- INSTRUCTIONS FOR THE TASK
Find and copy each line of the records where the string "source" shows up.
+++ DATASET CONTENT +++
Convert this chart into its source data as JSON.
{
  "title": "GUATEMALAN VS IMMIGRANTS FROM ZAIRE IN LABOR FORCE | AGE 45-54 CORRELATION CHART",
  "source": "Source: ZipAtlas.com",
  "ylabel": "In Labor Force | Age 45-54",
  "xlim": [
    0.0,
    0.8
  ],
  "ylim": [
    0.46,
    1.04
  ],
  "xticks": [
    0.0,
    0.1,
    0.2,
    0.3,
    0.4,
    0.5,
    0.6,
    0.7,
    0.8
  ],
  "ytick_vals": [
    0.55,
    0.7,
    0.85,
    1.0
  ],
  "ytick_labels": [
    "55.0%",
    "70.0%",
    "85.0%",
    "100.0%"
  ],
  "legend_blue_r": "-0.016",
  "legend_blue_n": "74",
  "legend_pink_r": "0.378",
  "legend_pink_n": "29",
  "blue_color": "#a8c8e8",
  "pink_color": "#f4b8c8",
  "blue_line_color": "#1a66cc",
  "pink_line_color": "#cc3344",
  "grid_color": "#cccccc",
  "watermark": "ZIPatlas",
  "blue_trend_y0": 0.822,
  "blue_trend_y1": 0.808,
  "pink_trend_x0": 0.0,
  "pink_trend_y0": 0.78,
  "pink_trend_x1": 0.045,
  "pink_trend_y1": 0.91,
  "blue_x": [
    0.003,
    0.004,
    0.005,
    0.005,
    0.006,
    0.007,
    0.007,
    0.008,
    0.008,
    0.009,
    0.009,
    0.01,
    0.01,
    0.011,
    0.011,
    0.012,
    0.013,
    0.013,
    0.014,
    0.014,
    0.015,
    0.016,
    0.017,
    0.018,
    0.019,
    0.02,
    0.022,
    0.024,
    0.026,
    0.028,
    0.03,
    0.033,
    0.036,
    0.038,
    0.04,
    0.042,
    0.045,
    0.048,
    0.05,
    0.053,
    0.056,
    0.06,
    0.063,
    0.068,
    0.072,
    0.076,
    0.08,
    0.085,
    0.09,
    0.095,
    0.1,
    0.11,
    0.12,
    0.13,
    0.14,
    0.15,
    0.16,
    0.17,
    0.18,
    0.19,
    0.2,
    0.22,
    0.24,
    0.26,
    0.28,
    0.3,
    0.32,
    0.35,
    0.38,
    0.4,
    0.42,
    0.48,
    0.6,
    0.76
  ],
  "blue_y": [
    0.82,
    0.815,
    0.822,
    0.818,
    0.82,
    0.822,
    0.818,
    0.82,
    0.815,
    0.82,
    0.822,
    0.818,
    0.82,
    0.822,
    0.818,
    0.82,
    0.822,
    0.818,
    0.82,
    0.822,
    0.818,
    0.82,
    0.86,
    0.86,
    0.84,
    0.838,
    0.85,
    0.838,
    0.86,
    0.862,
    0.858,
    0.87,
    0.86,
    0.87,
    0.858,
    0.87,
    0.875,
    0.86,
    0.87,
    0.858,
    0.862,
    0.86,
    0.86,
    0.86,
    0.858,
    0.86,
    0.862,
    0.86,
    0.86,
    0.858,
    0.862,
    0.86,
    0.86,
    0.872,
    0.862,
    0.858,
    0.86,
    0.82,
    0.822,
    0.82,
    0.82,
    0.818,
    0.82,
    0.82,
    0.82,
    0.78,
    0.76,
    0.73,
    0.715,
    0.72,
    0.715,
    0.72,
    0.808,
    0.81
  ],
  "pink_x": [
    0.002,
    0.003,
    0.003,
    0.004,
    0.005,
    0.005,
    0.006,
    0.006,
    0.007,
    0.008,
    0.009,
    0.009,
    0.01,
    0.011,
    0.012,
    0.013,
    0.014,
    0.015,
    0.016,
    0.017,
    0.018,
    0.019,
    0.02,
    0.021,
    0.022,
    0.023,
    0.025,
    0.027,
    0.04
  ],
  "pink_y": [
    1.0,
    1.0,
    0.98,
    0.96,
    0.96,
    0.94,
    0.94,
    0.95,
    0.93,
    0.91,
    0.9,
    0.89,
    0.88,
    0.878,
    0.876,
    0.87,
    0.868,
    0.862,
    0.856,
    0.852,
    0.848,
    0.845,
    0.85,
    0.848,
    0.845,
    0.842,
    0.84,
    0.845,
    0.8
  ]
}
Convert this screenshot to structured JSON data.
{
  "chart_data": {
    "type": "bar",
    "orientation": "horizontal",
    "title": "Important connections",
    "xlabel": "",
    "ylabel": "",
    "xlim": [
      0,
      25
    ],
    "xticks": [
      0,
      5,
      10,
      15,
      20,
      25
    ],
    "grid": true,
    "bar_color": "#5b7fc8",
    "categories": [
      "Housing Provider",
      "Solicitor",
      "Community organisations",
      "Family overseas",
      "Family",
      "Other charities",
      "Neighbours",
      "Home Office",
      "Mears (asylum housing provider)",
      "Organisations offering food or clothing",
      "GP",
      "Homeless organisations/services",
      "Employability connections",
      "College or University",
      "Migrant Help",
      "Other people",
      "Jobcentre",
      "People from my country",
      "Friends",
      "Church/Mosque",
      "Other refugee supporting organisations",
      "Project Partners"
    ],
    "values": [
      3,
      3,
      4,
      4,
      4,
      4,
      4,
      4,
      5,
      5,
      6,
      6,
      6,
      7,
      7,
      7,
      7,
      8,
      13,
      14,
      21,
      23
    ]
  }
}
+++
- TASK RESPONSE
Convert this chart into its source data as JSON.
  "source": "Source: ZipAtlas.com",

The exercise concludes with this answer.